Dataset entries
※ ※ ※

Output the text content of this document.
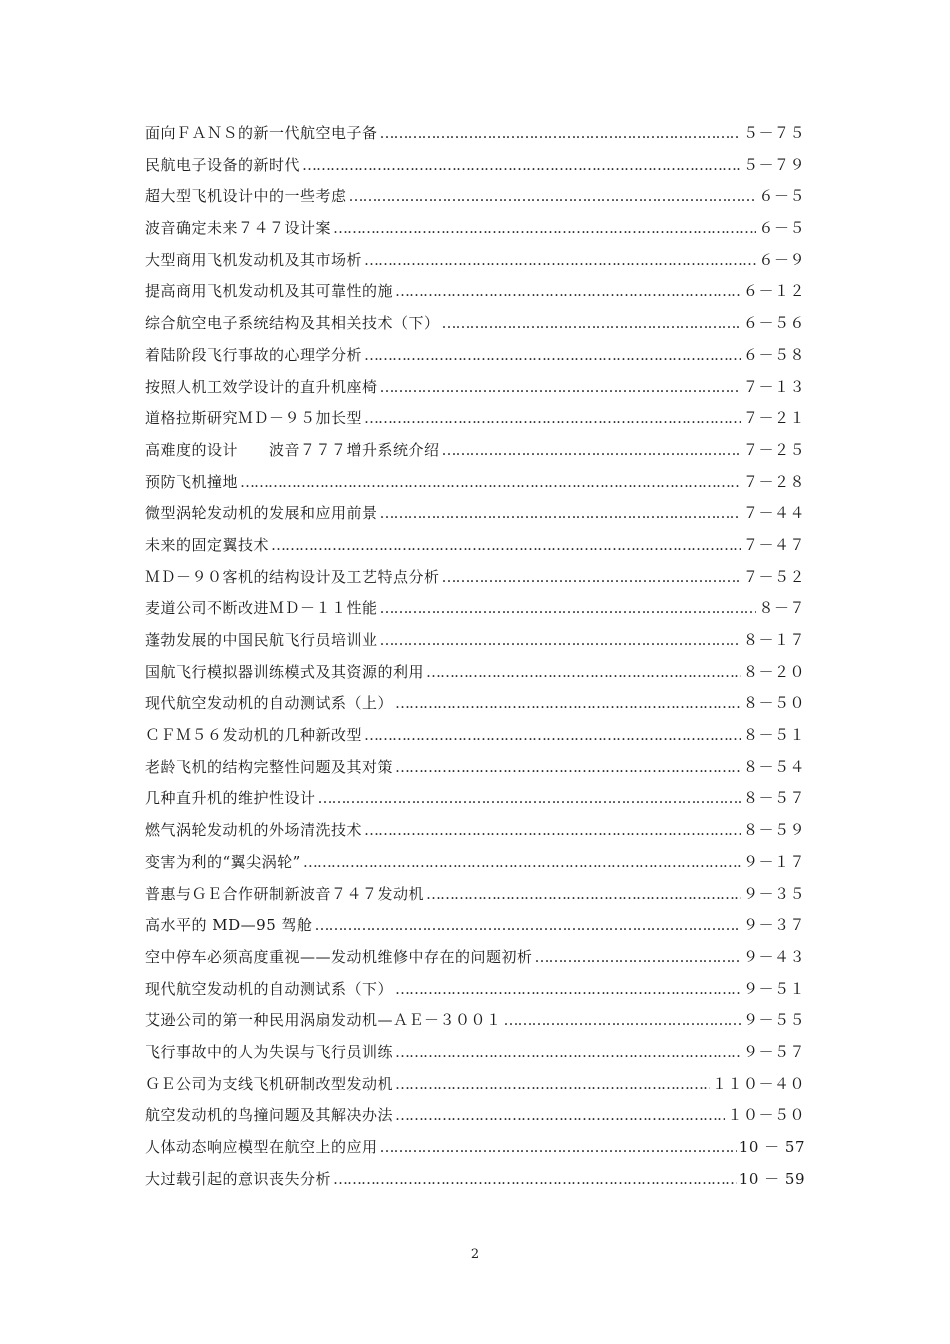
面向ＦＡＮＳ的新一代航空电子备 ……………………………………………………………………………………………………………………………………………………………………………………	５－７５
民航电子设备的新时代 ……………………………………………………………………………………………………………………………………………………………………………………	５－７９
超大型飞机设计中的一些考虑 ……………………………………………………………………………………………………………………………………………………………………………………	６－５
波音确定未来７４７设计案 ……………………………………………………………………………………………………………………………………………………………………………………	６－５
大型商用飞机发动机及其市场析 ……………………………………………………………………………………………………………………………………………………………………………………	６－９
提高商用飞机发动机及其可靠性的施 ……………………………………………………………………………………………………………………………………………………………………………………	６－１２
综合航空电子系统结构及其相关技术（下） ……………………………………………………………………………………………………………………………………………………………………………………	６－５６
着陆阶段飞行事故的心理学分析 ……………………………………………………………………………………………………………………………………………………………………………………	６－５８
按照人机工效学设计的直升机座椅 ……………………………………………………………………………………………………………………………………………………………………………………	７－１３
道格拉斯研究ＭＤ－９５加长型 ……………………………………………………………………………………………………………………………………………………………………………………	７－２１
高难度的设计　　波音７７７增升系统介绍 ……………………………………………………………………………………………………………………………………………………………………………………	７－２５
预防飞机撞地 ……………………………………………………………………………………………………………………………………………………………………………………	７－２８
微型涡轮发动机的发展和应用前景 ……………………………………………………………………………………………………………………………………………………………………………………	７－４４
未来的固定翼技术 ……………………………………………………………………………………………………………………………………………………………………………………	７－４７
ＭＤ－９０客机的结构设计及工艺特点分析 ……………………………………………………………………………………………………………………………………………………………………………………	７－５２
麦道公司不断改进ＭＤ－１１性能 ……………………………………………………………………………………………………………………………………………………………………………………	８－７
蓬勃发展的中国民航飞行员培训业 ……………………………………………………………………………………………………………………………………………………………………………………	８－１７
国航飞行模拟器训练模式及其资源的利用 ……………………………………………………………………………………………………………………………………………………………………………………	８－２０
现代航空发动机的自动测试系（上） ……………………………………………………………………………………………………………………………………………………………………………………	８－５０
ＣＦＭ５６发动机的几种新改型 ……………………………………………………………………………………………………………………………………………………………………………………	８－５１
老龄飞机的结构完整性问题及其对策 ……………………………………………………………………………………………………………………………………………………………………………………	８－５４
几种直升机的维护性设计 ……………………………………………………………………………………………………………………………………………………………………………………	８－５７
燃气涡轮发动机的外场清洗技术 ……………………………………………………………………………………………………………………………………………………………………………………	８－５９
变害为利的“翼尖涡轮” ……………………………………………………………………………………………………………………………………………………………………………………	９－１７
普惠与ＧＥ合作研制新波音７４７发动机 ……………………………………………………………………………………………………………………………………………………………………………………	９－３５
高水平的 MD—95 驾舱 ……………………………………………………………………………………………………………………………………………………………………………………	９－３７
空中停车必须高度重视——发动机维修中存在的问题初析 ……………………………………………………………………………………………………………………………………………………………………………………	９－４３
现代航空发动机的自动测试系（下） ……………………………………………………………………………………………………………………………………………………………………………………	９－５１
艾逊公司的第一种民用涡扇发动机—ＡＥ－３００１ ……………………………………………………………………………………………………………………………………………………………………………………	９－５５
飞行事故中的人为失误与飞行员训练 ……………………………………………………………………………………………………………………………………………………………………………………	９－５７
ＧＥ公司为支线飞机研制改型发动机 ……………………………………………………………………………………………………………………………………………………………………………………	１１０－４０
航空发动机的鸟撞问题及其解决办法 ……………………………………………………………………………………………………………………………………………………………………………………	１０－５０
人体动态响应模型在航空上的应用 ……………………………………………………………………………………………………………………………………………………………………………………	10 － 57
大过载引起的意识丧失分析 ……………………………………………………………………………………………………………………………………………………………………………………	10 － 59
2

※ ※ ※

**GOAL OF THE EXERCISE**
Set down every entry word for word, but omit the pictures.

**COMPLETE RESPONSE**
Output the text content of this document.
面向ＦＡＮＳ的新一代航空电子备 ……………………………………………………………………………………………………………………………………………………………………………………	５－７５
民航电子设备的新时代 ……………………………………………………………………………………………………………………………………………………………………………………	５－７９
超大型飞机设计中的一些考虑 ……………………………………………………………………………………………………………………………………………………………………………………	６－５
波音确定未来７４７设计案 ……………………………………………………………………………………………………………………………………………………………………………………	６－５
大型商用飞机发动机及其市场析 ……………………………………………………………………………………………………………………………………………………………………………………	６－９
提高商用飞机发动机及其可靠性的施 ……………………………………………………………………………………………………………………………………………………………………………………	６－１２
综合航空电子系统结构及其相关技术（下） ……………………………………………………………………………………………………………………………………………………………………………………	６－５６
着陆阶段飞行事故的心理学分析 ……………………………………………………………………………………………………………………………………………………………………………………	６－５８
按照人机工效学设计的直升机座椅 ……………………………………………………………………………………………………………………………………………………………………………………	７－１３
道格拉斯研究ＭＤ－９５加长型 ……………………………………………………………………………………………………………………………………………………………………………………	７－２１
高难度的设计　　波音７７７增升系统介绍 ……………………………………………………………………………………………………………………………………………………………………………………	７－２５
预防飞机撞地 ……………………………………………………………………………………………………………………………………………………………………………………	７－２８
微型涡轮发动机的发展和应用前景 ……………………………………………………………………………………………………………………………………………………………………………………	７－４４
未来的固定翼技术 ……………………………………………………………………………………………………………………………………………………………………………………	７－４７
ＭＤ－９０客机的结构设计及工艺特点分析 ……………………………………………………………………………………………………………………………………………………………………………………	７－５２
麦道公司不断改进ＭＤ－１１性能 ……………………………………………………………………………………………………………………………………………………………………………………	８－７
蓬勃发展的中国民航飞行员培训业 ……………………………………………………………………………………………………………………………………………………………………………………	８－１７
国航飞行模拟器训练模式及其资源的利用 ……………………………………………………………………………………………………………………………………………………………………………………	８－２０
现代航空发动机的自动测试系（上） ……………………………………………………………………………………………………………………………………………………………………………………	８－５０
ＣＦＭ５６发动机的几种新改型 ……………………………………………………………………………………………………………………………………………………………………………………	８－５１
老龄飞机的结构完整性问题及其对策 ……………………………………………………………………………………………………………………………………………………………………………………	８－５４
几种直升机的维护性设计 ……………………………………………………………………………………………………………………………………………………………………………………	８－５７
燃气涡轮发动机的外场清洗技术 ……………………………………………………………………………………………………………………………………………………………………………………	８－５９
变害为利的“翼尖涡轮” ……………………………………………………………………………………………………………………………………………………………………………………	９－１７
普惠与ＧＥ合作研制新波音７４７发动机 ……………………………………………………………………………………………………………………………………………………………………………………	９－３５
高水平的 MD—95 驾舱 ……………………………………………………………………………………………………………………………………………………………………………………	９－３７
空中停车必须高度重视——发动机维修中存在的问题初析 ……………………………………………………………………………………………………………………………………………………………………………………	９－４３
现代航空发动机的自动测试系（下） ……………………………………………………………………………………………………………………………………………………………………………………	９－５１
艾逊公司的第一种民用涡扇发动机—ＡＥ－３００１ ……………………………………………………………………………………………………………………………………………………………………………………	９－５５
飞行事故中的人为失误与飞行员训练 ……………………………………………………………………………………………………………………………………………………………………………………	９－５７
ＧＥ公司为支线飞机研制改型发动机 ……………………………………………………………………………………………………………………………………………………………………………………	１１０－４０
航空发动机的鸟撞问题及其解决办法 ……………………………………………………………………………………………………………………………………………………………………………………	１０－５０
人体动态响应模型在航空上的应用 ……………………………………………………………………………………………………………………………………………………………………………………	10 － 57
大过载引起的意识丧失分析 ……………………………………………………………………………………………………………………………………………………………………………………	10 － 59
2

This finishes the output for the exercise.